**WRITTEN INSTRUCTION**
Of all the lines in the material, how many contain the word "benefits"? State the number alone.

**INFORMATION PROVIDED**
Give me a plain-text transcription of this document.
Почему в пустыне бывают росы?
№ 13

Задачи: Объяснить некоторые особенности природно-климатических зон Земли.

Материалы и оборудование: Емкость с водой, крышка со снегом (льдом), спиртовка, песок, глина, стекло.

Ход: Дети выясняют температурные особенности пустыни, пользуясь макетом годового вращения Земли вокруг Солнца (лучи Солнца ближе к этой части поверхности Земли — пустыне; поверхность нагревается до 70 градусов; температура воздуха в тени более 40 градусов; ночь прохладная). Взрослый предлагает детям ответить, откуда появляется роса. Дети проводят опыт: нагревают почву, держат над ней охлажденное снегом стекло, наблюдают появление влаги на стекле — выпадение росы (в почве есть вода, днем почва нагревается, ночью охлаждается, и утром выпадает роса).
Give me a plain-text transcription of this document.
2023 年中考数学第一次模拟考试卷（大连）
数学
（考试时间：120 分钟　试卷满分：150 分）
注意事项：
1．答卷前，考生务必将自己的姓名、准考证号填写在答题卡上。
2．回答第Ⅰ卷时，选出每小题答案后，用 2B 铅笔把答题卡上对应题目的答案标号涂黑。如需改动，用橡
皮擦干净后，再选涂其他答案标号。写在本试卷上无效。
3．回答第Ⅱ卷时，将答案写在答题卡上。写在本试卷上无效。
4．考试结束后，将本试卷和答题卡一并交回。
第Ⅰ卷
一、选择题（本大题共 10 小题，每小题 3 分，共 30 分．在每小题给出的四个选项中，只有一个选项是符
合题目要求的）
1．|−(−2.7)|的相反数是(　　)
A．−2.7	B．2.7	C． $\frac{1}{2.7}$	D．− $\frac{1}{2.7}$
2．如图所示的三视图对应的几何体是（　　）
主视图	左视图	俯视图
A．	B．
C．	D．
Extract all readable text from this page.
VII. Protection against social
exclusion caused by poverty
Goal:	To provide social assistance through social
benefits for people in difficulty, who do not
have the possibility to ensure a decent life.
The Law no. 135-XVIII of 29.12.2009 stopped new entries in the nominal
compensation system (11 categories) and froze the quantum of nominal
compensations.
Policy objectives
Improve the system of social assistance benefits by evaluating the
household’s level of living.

**REPLY TO THE EXERCISE**
2